> [THE TASK]: Determine how many lines below hold the string "Daily". Reply with the number alone.

> [MATERIAL FOR THIS TASK]:
::::
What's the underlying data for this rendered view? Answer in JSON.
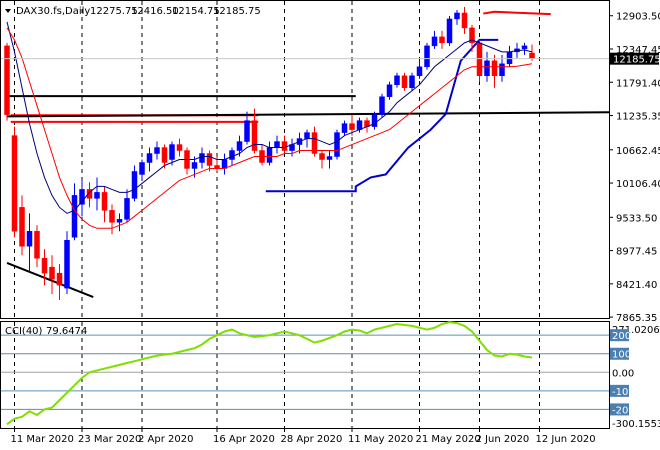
{
  "header": {
    "symbol": "DAX30.fs,Daily",
    "open": "12275.75",
    "high": "12416.50",
    "low": "12154.75",
    "close": "12185.75"
  },
  "indicator": {
    "name": "CCI(40)",
    "value": "79.6474",
    "max_label": "271.0206",
    "min_label": "-300.1553",
    "level_labels": [
      "200",
      "100",
      "0.00",
      "-100",
      "-200"
    ],
    "levels": [
      200,
      100,
      0,
      -100,
      -200
    ],
    "range": [
      -300.1553,
      271.0206
    ]
  },
  "price_axis": {
    "labels": [
      "12903.50",
      "12347.45",
      "11791.40",
      "11235.35",
      "10662.45",
      "10106.40",
      "9533.50",
      "8977.45",
      "8421.40",
      "7865.35"
    ],
    "current_price_label": "12185.75",
    "ylim": [
      7850,
      13150
    ]
  },
  "date_axis": {
    "labels": [
      "11 Mar 2020",
      "23 Mar 2020",
      "2 Apr 2020",
      "16 Apr 2020",
      "28 Apr 2020",
      "11 May 2020",
      "21 May 2020",
      "2 Jun 2020",
      "12 Jun 2020"
    ],
    "label_bar_index": [
      1,
      10,
      18,
      28,
      37,
      46,
      55,
      63,
      71
    ]
  },
  "colors": {
    "bull": "#0000ff",
    "bear": "#ff0000",
    "sma_fast": "#000080",
    "sma_slow": "#ff0000",
    "cci": "#7ee000",
    "band_blue": "#0000cc",
    "band_red": "#ff0000",
    "trend": "#000000",
    "grid": "#000000"
  },
  "chart_data": {
    "type": "candlestick",
    "title": "DAX30.fs,Daily",
    "ylim": [
      7850,
      13150
    ],
    "candles": [
      {
        "o": 12400,
        "h": 12450,
        "l": 11150,
        "c": 11250
      },
      {
        "o": 10900,
        "h": 11050,
        "l": 9200,
        "c": 9300
      },
      {
        "o": 9700,
        "h": 9900,
        "l": 8900,
        "c": 9050
      },
      {
        "o": 9050,
        "h": 9600,
        "l": 8600,
        "c": 9300
      },
      {
        "o": 9300,
        "h": 9400,
        "l": 8700,
        "c": 8850
      },
      {
        "o": 8850,
        "h": 9000,
        "l": 8400,
        "c": 8600
      },
      {
        "o": 8700,
        "h": 8900,
        "l": 8250,
        "c": 8500
      },
      {
        "o": 8600,
        "h": 8750,
        "l": 8150,
        "c": 8400
      },
      {
        "o": 8350,
        "h": 9300,
        "l": 8250,
        "c": 9150
      },
      {
        "o": 9200,
        "h": 10100,
        "l": 9150,
        "c": 9900
      },
      {
        "o": 9750,
        "h": 10150,
        "l": 9550,
        "c": 10000
      },
      {
        "o": 10000,
        "h": 10120,
        "l": 9700,
        "c": 9850
      },
      {
        "o": 9850,
        "h": 10200,
        "l": 9650,
        "c": 9950
      },
      {
        "o": 9950,
        "h": 10050,
        "l": 9450,
        "c": 9650
      },
      {
        "o": 9650,
        "h": 9750,
        "l": 9250,
        "c": 9450
      },
      {
        "o": 9450,
        "h": 9600,
        "l": 9300,
        "c": 9500
      },
      {
        "o": 9500,
        "h": 10000,
        "l": 9450,
        "c": 9850
      },
      {
        "o": 9850,
        "h": 10400,
        "l": 9800,
        "c": 10300
      },
      {
        "o": 10250,
        "h": 10500,
        "l": 10150,
        "c": 10450
      },
      {
        "o": 10450,
        "h": 10700,
        "l": 10300,
        "c": 10600
      },
      {
        "o": 10600,
        "h": 10800,
        "l": 10500,
        "c": 10700
      },
      {
        "o": 10700,
        "h": 10750,
        "l": 10350,
        "c": 10450
      },
      {
        "o": 10500,
        "h": 10800,
        "l": 10400,
        "c": 10750
      },
      {
        "o": 10750,
        "h": 10850,
        "l": 10550,
        "c": 10650
      },
      {
        "o": 10650,
        "h": 10700,
        "l": 10250,
        "c": 10350
      },
      {
        "o": 10350,
        "h": 10550,
        "l": 10200,
        "c": 10450
      },
      {
        "o": 10450,
        "h": 10700,
        "l": 10350,
        "c": 10600
      },
      {
        "o": 10600,
        "h": 10650,
        "l": 10300,
        "c": 10400
      },
      {
        "o": 10400,
        "h": 10550,
        "l": 10300,
        "c": 10350
      },
      {
        "o": 10350,
        "h": 10600,
        "l": 10250,
        "c": 10500
      },
      {
        "o": 10500,
        "h": 10700,
        "l": 10400,
        "c": 10650
      },
      {
        "o": 10650,
        "h": 10900,
        "l": 10550,
        "c": 10800
      },
      {
        "o": 10800,
        "h": 11300,
        "l": 10750,
        "c": 11150
      },
      {
        "o": 11150,
        "h": 11350,
        "l": 10600,
        "c": 10650
      },
      {
        "o": 10650,
        "h": 10750,
        "l": 10400,
        "c": 10450
      },
      {
        "o": 10450,
        "h": 10800,
        "l": 10400,
        "c": 10700
      },
      {
        "o": 10700,
        "h": 10900,
        "l": 10600,
        "c": 10800
      },
      {
        "o": 10800,
        "h": 10900,
        "l": 10600,
        "c": 10650
      },
      {
        "o": 10650,
        "h": 10850,
        "l": 10550,
        "c": 10750
      },
      {
        "o": 10750,
        "h": 10950,
        "l": 10600,
        "c": 10850
      },
      {
        "o": 10850,
        "h": 11000,
        "l": 10700,
        "c": 10950
      },
      {
        "o": 10950,
        "h": 11050,
        "l": 10550,
        "c": 10600
      },
      {
        "o": 10600,
        "h": 10650,
        "l": 10350,
        "c": 10500
      },
      {
        "o": 10500,
        "h": 10650,
        "l": 10350,
        "c": 10550
      },
      {
        "o": 10550,
        "h": 11000,
        "l": 10500,
        "c": 10950
      },
      {
        "o": 10950,
        "h": 11150,
        "l": 10900,
        "c": 11100
      },
      {
        "o": 11100,
        "h": 11250,
        "l": 10900,
        "c": 11000
      },
      {
        "o": 11000,
        "h": 11200,
        "l": 10950,
        "c": 11150
      },
      {
        "o": 11150,
        "h": 11200,
        "l": 10950,
        "c": 11050
      },
      {
        "o": 11050,
        "h": 11300,
        "l": 11000,
        "c": 11250
      },
      {
        "o": 11250,
        "h": 11600,
        "l": 11200,
        "c": 11550
      },
      {
        "o": 11550,
        "h": 11800,
        "l": 11500,
        "c": 11750
      },
      {
        "o": 11750,
        "h": 11950,
        "l": 11700,
        "c": 11900
      },
      {
        "o": 11900,
        "h": 11950,
        "l": 11650,
        "c": 11700
      },
      {
        "o": 11700,
        "h": 11950,
        "l": 11650,
        "c": 11900
      },
      {
        "o": 11900,
        "h": 12150,
        "l": 11850,
        "c": 12050
      },
      {
        "o": 12050,
        "h": 12450,
        "l": 12000,
        "c": 12400
      },
      {
        "o": 12400,
        "h": 12650,
        "l": 12350,
        "c": 12550
      },
      {
        "o": 12550,
        "h": 12650,
        "l": 12350,
        "c": 12450
      },
      {
        "o": 12450,
        "h": 12900,
        "l": 12400,
        "c": 12850
      },
      {
        "o": 12850,
        "h": 13000,
        "l": 12750,
        "c": 12950
      },
      {
        "o": 12950,
        "h": 13050,
        "l": 12600,
        "c": 12700
      },
      {
        "o": 12700,
        "h": 12750,
        "l": 12300,
        "c": 12450
      },
      {
        "o": 12450,
        "h": 12500,
        "l": 11800,
        "c": 11900
      },
      {
        "o": 11900,
        "h": 12300,
        "l": 11800,
        "c": 12150
      },
      {
        "o": 12150,
        "h": 12250,
        "l": 11700,
        "c": 11900
      },
      {
        "o": 11900,
        "h": 12250,
        "l": 11800,
        "c": 12100
      },
      {
        "o": 12100,
        "h": 12400,
        "l": 12050,
        "c": 12300
      },
      {
        "o": 12300,
        "h": 12450,
        "l": 12200,
        "c": 12350
      },
      {
        "o": 12350,
        "h": 12450,
        "l": 12250,
        "c": 12400
      },
      {
        "o": 12280,
        "h": 12420,
        "l": 12150,
        "c": 12190
      }
    ],
    "series": [
      {
        "color": "#000080",
        "values": [
          12800,
          12300,
          11700,
          11100,
          10600,
          10200,
          9900,
          9700,
          9600,
          9650,
          9800,
          9950,
          10050,
          10050,
          10000,
          9950,
          9950,
          10000,
          10100,
          10200,
          10300,
          10400,
          10450,
          10500,
          10500,
          10500,
          10550,
          10550,
          10500,
          10500,
          10550,
          10600,
          10700,
          10750,
          10750,
          10700,
          10700,
          10700,
          10750,
          10800,
          10850,
          10850,
          10800,
          10750,
          10800,
          10900,
          10950,
          11000,
          11050,
          11100,
          11200,
          11300,
          11450,
          11550,
          11650,
          11750,
          11900,
          12050,
          12150,
          12250,
          12350,
          12450,
          12500,
          12450,
          12400,
          12350,
          12300,
          12300,
          12320,
          12330,
          12300
        ]
      },
      {
        "color": "#ff0000",
        "values": [
          12700,
          12500,
          12200,
          11800,
          11400,
          11000,
          10600,
          10200,
          9900,
          9650,
          9500,
          9400,
          9350,
          9350,
          9350,
          9400,
          9450,
          9550,
          9650,
          9750,
          9850,
          9950,
          10050,
          10150,
          10200,
          10250,
          10300,
          10350,
          10350,
          10350,
          10400,
          10450,
          10500,
          10550,
          10550,
          10550,
          10550,
          10600,
          10600,
          10650,
          10650,
          10650,
          10650,
          10650,
          10650,
          10700,
          10750,
          10800,
          10850,
          10900,
          10950,
          11000,
          11100,
          11200,
          11300,
          11400,
          11500,
          11600,
          11700,
          11800,
          11900,
          12000,
          12050,
          12050,
          12050,
          12050,
          12050,
          12050,
          12060,
          12080,
          12100
        ]
      }
    ],
    "cci": [
      -280,
      -250,
      -240,
      -210,
      -230,
      -200,
      -190,
      -150,
      -110,
      -70,
      -30,
      0,
      10,
      20,
      30,
      40,
      50,
      60,
      70,
      80,
      90,
      95,
      100,
      110,
      120,
      130,
      150,
      180,
      200,
      220,
      230,
      210,
      200,
      190,
      195,
      200,
      210,
      220,
      210,
      200,
      180,
      160,
      170,
      185,
      200,
      220,
      230,
      225,
      210,
      230,
      240,
      250,
      260,
      255,
      250,
      240,
      230,
      240,
      260,
      270,
      265,
      250,
      220,
      170,
      120,
      90,
      85,
      100,
      95,
      85,
      80
    ]
  }
}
::::
> [THE OUTPUT]: 2